_YOUR INSTRUCTIONS_
Print the complete set of entries exactly.

_MATERIAL_
____________
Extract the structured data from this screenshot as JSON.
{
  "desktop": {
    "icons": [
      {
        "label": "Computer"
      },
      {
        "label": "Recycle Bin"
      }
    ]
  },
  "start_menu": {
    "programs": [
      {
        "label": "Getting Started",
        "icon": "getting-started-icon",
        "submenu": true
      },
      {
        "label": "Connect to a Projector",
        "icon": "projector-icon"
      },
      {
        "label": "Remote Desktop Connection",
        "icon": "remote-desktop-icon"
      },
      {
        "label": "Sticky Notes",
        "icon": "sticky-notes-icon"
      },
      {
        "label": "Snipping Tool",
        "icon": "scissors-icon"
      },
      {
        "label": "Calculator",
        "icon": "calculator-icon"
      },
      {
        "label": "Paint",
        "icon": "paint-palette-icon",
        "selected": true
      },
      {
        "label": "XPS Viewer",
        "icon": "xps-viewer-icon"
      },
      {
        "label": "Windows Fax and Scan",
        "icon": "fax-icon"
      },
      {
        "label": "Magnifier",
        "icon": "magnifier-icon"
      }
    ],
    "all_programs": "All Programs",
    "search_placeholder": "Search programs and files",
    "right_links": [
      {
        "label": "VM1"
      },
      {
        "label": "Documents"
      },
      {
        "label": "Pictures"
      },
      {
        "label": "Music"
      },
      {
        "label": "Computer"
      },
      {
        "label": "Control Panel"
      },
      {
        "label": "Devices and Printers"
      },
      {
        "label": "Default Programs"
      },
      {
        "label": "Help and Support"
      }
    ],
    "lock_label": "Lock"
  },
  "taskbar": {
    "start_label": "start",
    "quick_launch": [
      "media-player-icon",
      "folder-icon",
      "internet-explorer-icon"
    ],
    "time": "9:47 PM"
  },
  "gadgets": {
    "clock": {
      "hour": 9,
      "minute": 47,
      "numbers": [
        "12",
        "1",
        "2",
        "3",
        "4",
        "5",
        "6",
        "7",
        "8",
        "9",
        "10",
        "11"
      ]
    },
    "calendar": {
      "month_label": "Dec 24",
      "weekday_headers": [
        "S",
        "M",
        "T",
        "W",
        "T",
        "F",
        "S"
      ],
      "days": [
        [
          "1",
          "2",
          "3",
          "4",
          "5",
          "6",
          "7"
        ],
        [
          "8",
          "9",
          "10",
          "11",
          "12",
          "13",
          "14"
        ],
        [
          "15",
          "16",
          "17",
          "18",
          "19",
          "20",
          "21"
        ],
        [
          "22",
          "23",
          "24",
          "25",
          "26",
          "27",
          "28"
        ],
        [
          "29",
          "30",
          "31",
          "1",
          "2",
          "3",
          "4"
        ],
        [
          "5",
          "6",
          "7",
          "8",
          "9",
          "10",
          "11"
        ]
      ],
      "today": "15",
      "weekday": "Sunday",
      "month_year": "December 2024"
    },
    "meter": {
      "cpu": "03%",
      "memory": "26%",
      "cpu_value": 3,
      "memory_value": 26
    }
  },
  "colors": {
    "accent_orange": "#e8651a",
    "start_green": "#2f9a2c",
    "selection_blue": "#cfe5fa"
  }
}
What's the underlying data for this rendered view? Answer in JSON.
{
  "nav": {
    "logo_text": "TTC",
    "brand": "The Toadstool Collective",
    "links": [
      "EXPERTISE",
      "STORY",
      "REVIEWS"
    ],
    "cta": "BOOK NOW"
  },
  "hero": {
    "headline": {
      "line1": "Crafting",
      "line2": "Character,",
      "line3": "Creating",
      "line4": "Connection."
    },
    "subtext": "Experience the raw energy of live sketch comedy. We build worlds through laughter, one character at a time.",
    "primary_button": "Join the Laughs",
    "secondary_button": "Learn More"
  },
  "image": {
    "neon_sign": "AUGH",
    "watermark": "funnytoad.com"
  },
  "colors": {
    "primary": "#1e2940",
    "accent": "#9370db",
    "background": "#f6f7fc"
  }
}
____________
_EXERCISE RESPONSE_
Extract the structured data from this screenshot as JSON.
{
  "desktop": {
    "icons": [
      {
        "label": "Computer"
      },
      {
        "label": "Recycle Bin"
      }
    ]
  },
  "start_menu": {
    "programs": [
      {
        "label": "Getting Started",
        "icon": "getting-started-icon",
        "submenu": true
      },
      {
        "label": "Connect to a Projector",
        "icon": "projector-icon"
      },
      {
        "label": "Remote Desktop Connection",
        "icon": "remote-desktop-icon"
      },
      {
        "label": "Sticky Notes",
        "icon": "sticky-notes-icon"
      },
      {
        "label": "Snipping Tool",
        "icon": "scissors-icon"
      },
      {
        "label": "Calculator",
        "icon": "calculator-icon"
      },
      {
        "label": "Paint",
        "icon": "paint-palette-icon",
        "selected": true
      },
      {
        "label": "XPS Viewer",
        "icon": "xps-viewer-icon"
      },
      {
        "label": "Windows Fax and Scan",
        "icon": "fax-icon"
      },
      {
        "label": "Magnifier",
        "icon": "magnifier-icon"
      }
    ],
    "all_programs": "All Programs",
    "search_placeholder": "Search programs and files",
    "right_links": [
      {
        "label": "VM1"
      },
      {
        "label": "Documents"
      },
      {
        "label": "Pictures"
      },
      {
        "label": "Music"
      },
      {
        "label": "Computer"
      },
      {
        "label": "Control Panel"
      },
      {
        "label": "Devices and Printers"
      },
      {
        "label": "Default Programs"
      },
      {
        "label": "Help and Support"
      }
    ],
    "lock_label": "Lock"
  },
  "taskbar": {
    "start_label": "start",
    "quick_launch": [
      "media-player-icon",
      "folder-icon",
      "internet-explorer-icon"
    ],
    "time": "9:47 PM"
  },
  "gadgets": {
    "clock": {
      "hour": 9,
      "minute": 47,
      "numbers": [
        "12",
        "1",
        "2",
        "3",
        "4",
        "5",
        "6",
        "7",
        "8",
        "9",
        "10",
        "11"
      ]
    },
    "calendar": {
      "month_label": "Dec 24",
      "weekday_headers": [
        "S",
        "M",
        "T",
        "W",
        "T",
        "F",
        "S"
      ],
      "days": [
        [
          "1",
          "2",
          "3",
          "4",
          "5",
          "6",
          "7"
        ],
        [
          "8",
          "9",
          "10",
          "11",
          "12",
          "13",
          "14"
        ],
        [
          "15",
          "16",
          "17",
          "18",
          "19",
          "20",
          "21"
        ],
        [
          "22",
          "23",
          "24",
          "25",
          "26",
          "27",
          "28"
        ],
        [
          "29",
          "30",
          "31",
          "1",
          "2",
          "3",
          "4"
        ],
        [
          "5",
          "6",
          "7",
          "8",
          "9",
          "10",
          "11"
        ]
      ],
      "today": "15",
      "weekday": "Sunday",
      "month_year": "December 2024"
    },
    "meter": {
      "cpu": "03%",
      "memory": "26%",
      "cpu_value": 3,
      "memory_value": 26
    }
  },
  "colors": {
    "accent_orange": "#e8651a",
    "start_green": "#2f9a2c",
    "selection_blue": "#cfe5fa"
  }
}
What's the underlying data for this rendered view? Answer in JSON.
{
  "nav": {
    "logo_text": "TTC",
    "brand": "The Toadstool Collective",
    "links": [
      "EXPERTISE",
      "STORY",
      "REVIEWS"
    ],
    "cta": "BOOK NOW"
  },
  "hero": {
    "headline": {
      "line1": "Crafting",
      "line2": "Character,",
      "line3": "Creating",
      "line4": "Connection."
    },
    "subtext": "Experience the raw energy of live sketch comedy. We build worlds through laughter, one character at a time.",
    "primary_button": "Join the Laughs",
    "secondary_button": "Learn More"
  },
  "image": {
    "neon_sign": "AUGH",
    "watermark": "funnytoad.com"
  },
  "colors": {
    "primary": "#1e2940",
    "accent": "#9370db",
    "background": "#f6f7fc"
  }
}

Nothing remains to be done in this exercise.